• **Given instruction**: Gather every line that includes the word "name", please.

Figure data in JSON:
-=-=-

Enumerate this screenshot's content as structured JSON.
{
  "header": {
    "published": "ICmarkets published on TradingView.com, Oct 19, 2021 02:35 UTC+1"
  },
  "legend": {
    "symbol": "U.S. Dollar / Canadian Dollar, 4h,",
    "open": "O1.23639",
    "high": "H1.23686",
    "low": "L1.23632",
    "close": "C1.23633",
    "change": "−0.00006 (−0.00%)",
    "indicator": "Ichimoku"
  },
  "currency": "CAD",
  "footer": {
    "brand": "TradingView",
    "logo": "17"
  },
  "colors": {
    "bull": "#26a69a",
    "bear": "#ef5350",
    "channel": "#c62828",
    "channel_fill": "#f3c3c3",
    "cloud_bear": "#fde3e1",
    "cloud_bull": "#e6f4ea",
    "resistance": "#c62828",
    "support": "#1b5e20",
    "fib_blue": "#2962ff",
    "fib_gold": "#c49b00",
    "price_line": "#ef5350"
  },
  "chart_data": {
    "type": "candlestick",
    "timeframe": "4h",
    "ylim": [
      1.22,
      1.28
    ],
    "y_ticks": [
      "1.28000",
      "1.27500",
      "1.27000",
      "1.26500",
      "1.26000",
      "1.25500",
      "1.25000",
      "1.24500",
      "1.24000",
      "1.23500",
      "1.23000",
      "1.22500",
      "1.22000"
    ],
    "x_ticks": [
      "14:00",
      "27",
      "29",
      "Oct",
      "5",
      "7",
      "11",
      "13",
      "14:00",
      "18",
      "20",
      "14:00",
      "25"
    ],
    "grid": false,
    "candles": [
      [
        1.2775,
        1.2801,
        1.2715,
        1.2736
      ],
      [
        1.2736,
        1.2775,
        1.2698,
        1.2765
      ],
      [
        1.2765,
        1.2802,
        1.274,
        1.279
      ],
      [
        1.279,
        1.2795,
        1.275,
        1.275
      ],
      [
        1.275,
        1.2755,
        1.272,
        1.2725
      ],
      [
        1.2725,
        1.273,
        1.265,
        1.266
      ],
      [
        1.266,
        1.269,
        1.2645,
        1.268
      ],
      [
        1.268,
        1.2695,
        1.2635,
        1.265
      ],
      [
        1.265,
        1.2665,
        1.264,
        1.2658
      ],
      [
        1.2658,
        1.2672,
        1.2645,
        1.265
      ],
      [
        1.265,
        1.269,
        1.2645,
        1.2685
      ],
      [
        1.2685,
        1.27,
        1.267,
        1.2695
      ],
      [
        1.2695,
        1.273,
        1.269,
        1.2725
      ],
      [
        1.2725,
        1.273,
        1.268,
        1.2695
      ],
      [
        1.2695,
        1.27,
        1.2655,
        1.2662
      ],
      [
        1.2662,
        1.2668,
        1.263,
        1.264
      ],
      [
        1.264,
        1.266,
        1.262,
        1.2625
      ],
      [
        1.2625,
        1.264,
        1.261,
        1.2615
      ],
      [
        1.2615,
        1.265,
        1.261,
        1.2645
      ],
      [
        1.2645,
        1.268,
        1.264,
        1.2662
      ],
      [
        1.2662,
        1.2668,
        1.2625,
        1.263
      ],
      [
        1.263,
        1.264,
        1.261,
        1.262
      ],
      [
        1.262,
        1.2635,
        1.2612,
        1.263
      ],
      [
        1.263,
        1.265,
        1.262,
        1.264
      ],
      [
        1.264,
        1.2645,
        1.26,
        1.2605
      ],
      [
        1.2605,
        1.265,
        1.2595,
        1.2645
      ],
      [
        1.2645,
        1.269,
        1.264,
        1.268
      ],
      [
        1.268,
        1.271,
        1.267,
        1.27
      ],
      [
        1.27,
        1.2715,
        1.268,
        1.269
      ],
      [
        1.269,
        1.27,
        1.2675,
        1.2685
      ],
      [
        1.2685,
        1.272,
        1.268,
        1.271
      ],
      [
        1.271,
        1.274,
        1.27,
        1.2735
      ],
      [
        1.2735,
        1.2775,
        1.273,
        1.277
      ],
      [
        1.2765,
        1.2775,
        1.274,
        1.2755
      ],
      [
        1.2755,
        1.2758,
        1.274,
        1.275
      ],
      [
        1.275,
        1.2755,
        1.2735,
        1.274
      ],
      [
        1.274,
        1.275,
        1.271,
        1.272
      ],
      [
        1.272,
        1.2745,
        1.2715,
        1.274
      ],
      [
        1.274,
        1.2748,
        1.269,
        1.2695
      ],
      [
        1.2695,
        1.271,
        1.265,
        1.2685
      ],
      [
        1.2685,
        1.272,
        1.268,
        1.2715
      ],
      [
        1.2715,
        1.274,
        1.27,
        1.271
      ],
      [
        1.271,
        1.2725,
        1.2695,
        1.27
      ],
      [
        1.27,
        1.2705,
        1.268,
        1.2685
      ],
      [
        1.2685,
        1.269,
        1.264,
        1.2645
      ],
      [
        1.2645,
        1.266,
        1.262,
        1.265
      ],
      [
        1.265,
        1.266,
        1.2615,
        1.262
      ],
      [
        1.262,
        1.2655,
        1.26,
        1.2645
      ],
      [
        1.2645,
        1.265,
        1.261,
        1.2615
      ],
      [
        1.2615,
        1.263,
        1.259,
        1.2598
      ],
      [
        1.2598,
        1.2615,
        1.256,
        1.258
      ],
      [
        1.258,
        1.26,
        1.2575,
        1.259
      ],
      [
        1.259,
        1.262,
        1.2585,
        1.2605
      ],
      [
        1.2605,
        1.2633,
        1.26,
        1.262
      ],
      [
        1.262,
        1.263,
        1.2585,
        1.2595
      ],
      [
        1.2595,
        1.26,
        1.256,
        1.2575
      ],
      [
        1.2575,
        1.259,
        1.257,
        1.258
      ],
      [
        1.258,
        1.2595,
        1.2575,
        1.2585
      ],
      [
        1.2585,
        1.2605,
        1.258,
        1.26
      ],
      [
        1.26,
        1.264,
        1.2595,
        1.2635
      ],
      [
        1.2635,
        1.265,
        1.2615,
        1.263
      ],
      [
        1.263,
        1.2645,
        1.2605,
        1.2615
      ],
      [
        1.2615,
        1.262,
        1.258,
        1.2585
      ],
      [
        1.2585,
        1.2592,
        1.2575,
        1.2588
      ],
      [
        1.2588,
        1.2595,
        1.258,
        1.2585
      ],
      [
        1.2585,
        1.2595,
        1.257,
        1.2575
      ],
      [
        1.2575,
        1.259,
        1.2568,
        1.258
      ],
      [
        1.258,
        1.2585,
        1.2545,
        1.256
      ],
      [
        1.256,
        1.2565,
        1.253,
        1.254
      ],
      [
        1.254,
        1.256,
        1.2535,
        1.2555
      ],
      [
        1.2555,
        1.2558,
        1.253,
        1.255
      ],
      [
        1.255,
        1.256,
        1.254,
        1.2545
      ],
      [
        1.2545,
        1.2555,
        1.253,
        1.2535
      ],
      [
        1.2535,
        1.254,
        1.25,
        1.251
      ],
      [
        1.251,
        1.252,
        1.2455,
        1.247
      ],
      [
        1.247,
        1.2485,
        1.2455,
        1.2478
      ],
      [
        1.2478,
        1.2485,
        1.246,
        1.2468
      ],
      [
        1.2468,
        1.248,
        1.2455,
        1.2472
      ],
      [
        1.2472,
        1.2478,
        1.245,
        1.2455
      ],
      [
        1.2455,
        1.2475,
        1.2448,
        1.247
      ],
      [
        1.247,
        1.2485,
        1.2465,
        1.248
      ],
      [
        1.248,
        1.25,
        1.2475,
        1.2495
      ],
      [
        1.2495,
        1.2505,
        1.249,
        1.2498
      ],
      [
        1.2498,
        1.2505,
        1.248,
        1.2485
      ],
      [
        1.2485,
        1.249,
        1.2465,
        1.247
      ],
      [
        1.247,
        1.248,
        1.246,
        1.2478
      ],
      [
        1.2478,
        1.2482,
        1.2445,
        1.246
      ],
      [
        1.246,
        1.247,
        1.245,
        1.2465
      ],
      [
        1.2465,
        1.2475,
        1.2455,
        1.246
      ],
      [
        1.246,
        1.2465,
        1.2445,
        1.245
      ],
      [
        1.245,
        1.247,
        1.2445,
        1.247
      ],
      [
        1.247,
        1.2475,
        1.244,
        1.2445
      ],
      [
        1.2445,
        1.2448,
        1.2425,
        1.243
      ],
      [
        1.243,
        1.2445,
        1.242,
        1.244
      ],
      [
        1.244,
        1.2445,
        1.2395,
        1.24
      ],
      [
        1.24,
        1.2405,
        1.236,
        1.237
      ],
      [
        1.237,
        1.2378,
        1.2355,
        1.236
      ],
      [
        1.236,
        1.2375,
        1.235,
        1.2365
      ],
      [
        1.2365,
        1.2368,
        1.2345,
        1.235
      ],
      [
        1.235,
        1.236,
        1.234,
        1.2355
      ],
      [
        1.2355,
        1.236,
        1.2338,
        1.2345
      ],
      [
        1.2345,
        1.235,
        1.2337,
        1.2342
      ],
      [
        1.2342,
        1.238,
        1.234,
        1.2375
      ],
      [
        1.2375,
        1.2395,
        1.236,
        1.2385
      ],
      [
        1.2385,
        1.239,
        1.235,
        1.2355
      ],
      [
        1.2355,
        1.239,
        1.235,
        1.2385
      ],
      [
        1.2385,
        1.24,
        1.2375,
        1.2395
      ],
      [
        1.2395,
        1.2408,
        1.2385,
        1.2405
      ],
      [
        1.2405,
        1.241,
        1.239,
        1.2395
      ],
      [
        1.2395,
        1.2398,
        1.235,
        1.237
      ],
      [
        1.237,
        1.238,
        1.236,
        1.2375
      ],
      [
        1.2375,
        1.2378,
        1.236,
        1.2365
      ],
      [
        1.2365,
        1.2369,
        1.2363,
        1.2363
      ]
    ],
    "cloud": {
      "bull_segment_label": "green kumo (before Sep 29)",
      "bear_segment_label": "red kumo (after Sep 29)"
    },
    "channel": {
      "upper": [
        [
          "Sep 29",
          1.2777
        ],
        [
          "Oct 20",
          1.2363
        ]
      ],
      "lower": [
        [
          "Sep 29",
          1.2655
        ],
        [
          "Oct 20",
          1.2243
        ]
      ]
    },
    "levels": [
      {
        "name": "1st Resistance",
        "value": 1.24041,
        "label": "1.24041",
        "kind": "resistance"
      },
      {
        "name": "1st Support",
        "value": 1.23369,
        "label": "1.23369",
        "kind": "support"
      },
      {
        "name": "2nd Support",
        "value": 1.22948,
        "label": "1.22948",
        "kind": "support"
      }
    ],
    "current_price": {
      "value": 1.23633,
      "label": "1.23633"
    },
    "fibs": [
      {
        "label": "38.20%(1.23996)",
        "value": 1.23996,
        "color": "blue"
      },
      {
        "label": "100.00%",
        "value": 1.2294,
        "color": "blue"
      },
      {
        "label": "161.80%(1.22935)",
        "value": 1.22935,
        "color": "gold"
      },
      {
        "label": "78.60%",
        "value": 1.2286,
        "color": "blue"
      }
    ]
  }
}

-=-=-

• **Output below**:
        "name": "1st Resistance",
        "name": "1st Support",
        "name": "2nd Support",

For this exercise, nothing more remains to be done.